→ The exercise
In the entries that follow, how many lines contain the word "early"? Answer with the number only.

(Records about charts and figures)
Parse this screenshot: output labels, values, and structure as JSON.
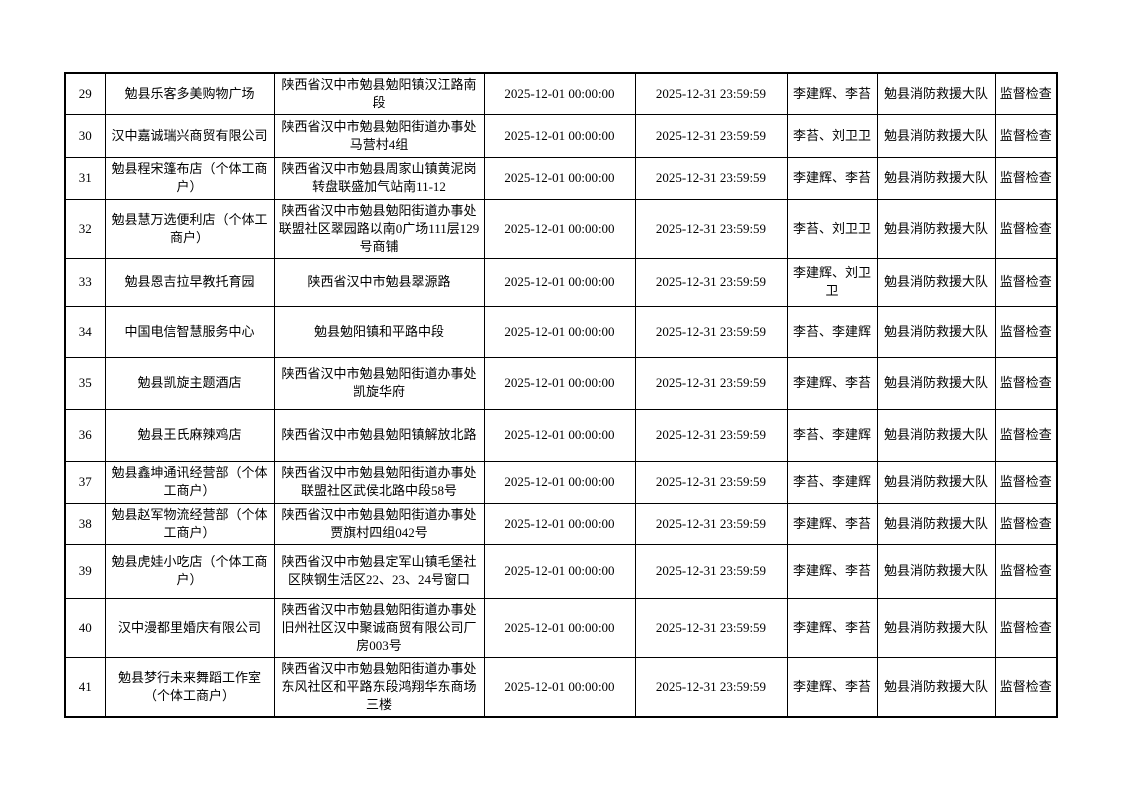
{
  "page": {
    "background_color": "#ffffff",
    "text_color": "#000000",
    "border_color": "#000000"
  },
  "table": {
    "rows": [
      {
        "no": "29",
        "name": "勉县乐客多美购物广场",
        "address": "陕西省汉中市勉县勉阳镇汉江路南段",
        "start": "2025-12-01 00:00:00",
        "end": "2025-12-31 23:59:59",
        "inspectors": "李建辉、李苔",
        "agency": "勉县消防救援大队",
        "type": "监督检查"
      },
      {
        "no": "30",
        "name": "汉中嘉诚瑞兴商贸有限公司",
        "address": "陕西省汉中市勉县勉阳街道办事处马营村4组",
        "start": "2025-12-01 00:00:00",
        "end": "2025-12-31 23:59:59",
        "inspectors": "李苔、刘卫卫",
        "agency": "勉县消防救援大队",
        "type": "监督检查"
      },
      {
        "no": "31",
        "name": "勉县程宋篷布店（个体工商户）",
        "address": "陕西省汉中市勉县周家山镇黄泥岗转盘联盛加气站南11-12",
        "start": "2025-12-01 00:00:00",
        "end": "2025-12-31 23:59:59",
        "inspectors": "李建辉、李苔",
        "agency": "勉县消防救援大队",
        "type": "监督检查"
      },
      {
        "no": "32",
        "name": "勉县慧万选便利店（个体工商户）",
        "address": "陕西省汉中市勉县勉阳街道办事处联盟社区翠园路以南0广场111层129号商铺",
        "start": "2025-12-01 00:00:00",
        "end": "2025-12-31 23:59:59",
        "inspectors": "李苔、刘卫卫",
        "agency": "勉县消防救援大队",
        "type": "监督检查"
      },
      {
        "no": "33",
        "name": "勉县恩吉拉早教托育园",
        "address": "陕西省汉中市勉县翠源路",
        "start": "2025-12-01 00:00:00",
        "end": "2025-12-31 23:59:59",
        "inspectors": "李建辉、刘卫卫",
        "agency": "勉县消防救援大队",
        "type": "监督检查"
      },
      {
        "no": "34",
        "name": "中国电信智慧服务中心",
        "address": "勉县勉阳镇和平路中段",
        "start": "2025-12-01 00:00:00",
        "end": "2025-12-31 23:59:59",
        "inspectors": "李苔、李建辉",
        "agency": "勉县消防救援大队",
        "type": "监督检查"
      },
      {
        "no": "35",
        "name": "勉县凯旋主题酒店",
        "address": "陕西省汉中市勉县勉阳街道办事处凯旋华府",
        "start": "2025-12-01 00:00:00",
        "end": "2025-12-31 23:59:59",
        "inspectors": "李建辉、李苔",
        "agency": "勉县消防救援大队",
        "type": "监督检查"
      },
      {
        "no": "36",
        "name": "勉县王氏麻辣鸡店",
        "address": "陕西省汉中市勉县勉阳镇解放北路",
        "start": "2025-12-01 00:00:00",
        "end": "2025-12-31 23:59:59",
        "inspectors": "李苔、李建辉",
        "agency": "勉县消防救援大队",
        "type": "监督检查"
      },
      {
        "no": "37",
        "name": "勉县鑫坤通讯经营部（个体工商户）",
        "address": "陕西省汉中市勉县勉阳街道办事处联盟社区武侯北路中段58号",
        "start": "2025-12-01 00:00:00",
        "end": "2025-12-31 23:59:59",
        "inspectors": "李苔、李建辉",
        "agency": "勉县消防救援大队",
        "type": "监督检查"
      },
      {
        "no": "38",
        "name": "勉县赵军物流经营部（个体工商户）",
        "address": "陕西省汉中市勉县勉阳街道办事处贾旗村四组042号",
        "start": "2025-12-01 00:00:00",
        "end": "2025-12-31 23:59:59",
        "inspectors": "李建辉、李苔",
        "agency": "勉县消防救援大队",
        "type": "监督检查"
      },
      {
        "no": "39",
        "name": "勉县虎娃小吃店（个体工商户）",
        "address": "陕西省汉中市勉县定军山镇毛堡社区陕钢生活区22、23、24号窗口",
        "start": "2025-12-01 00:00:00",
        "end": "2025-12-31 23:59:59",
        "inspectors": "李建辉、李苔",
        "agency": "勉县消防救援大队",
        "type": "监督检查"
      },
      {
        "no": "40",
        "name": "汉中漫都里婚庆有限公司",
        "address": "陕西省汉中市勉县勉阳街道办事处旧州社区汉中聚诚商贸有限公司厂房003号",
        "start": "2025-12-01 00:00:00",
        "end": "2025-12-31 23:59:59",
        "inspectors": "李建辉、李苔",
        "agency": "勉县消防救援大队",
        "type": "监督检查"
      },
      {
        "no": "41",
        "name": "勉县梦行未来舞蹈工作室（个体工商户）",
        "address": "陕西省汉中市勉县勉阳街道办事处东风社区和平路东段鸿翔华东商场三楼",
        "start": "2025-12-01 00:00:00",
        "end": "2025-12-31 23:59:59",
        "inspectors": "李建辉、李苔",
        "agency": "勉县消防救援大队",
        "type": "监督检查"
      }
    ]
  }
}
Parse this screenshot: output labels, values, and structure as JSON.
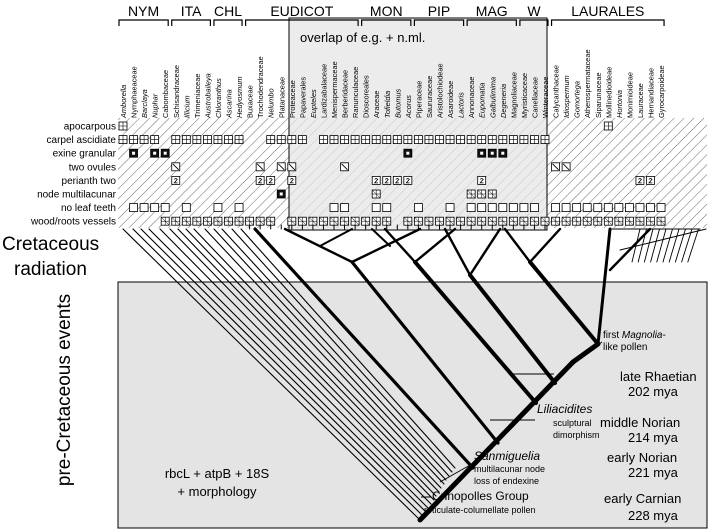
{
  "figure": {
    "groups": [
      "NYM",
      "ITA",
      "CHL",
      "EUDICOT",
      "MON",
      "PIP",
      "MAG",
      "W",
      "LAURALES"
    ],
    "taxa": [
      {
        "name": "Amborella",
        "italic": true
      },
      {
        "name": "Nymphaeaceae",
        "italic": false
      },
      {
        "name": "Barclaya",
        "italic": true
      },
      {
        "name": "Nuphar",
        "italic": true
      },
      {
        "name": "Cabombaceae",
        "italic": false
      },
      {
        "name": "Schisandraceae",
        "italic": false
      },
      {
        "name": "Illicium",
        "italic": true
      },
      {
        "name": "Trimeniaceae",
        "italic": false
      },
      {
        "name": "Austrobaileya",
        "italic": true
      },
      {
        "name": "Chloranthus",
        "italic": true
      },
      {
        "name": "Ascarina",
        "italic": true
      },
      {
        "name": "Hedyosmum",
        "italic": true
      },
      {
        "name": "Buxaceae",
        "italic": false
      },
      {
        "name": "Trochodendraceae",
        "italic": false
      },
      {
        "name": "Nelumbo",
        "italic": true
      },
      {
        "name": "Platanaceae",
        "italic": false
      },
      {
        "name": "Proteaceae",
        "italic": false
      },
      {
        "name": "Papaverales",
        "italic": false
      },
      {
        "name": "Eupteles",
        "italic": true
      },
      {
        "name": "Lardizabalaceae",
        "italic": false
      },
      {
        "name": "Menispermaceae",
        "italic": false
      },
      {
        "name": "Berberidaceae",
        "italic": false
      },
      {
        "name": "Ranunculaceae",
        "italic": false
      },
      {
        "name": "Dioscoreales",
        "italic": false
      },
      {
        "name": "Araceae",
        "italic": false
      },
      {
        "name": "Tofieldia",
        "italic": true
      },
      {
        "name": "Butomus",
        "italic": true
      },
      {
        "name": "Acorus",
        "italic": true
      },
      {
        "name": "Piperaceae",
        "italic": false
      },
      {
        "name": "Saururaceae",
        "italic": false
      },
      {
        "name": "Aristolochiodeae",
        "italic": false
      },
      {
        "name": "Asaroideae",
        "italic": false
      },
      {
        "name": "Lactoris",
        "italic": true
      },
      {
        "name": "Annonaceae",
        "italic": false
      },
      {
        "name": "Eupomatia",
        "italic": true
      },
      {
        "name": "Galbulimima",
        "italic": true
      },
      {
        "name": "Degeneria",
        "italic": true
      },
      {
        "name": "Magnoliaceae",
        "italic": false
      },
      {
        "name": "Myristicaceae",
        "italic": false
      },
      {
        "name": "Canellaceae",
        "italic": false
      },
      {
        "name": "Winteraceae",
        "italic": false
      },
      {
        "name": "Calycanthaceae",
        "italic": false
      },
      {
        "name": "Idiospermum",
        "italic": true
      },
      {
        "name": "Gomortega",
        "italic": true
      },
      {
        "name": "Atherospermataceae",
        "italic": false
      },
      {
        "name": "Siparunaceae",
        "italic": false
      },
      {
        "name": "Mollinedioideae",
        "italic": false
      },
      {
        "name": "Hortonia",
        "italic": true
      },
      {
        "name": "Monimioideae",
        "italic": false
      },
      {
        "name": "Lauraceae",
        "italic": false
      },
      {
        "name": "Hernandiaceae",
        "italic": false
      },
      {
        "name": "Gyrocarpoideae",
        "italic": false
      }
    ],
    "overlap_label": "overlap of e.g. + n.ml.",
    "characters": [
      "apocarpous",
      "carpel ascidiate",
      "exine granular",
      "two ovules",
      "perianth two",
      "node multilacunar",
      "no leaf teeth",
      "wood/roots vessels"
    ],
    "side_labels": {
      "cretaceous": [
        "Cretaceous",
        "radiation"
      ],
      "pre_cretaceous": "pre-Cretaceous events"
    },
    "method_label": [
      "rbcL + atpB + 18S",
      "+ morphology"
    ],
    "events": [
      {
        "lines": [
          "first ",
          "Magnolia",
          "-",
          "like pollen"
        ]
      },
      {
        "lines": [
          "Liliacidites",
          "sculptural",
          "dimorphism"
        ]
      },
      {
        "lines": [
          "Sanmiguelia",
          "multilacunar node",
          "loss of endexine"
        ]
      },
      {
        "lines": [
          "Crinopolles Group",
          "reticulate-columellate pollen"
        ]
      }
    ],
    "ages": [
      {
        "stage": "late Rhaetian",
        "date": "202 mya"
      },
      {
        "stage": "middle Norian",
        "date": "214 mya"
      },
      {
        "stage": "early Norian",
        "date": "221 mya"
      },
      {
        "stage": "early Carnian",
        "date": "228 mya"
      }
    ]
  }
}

→ Solution below
2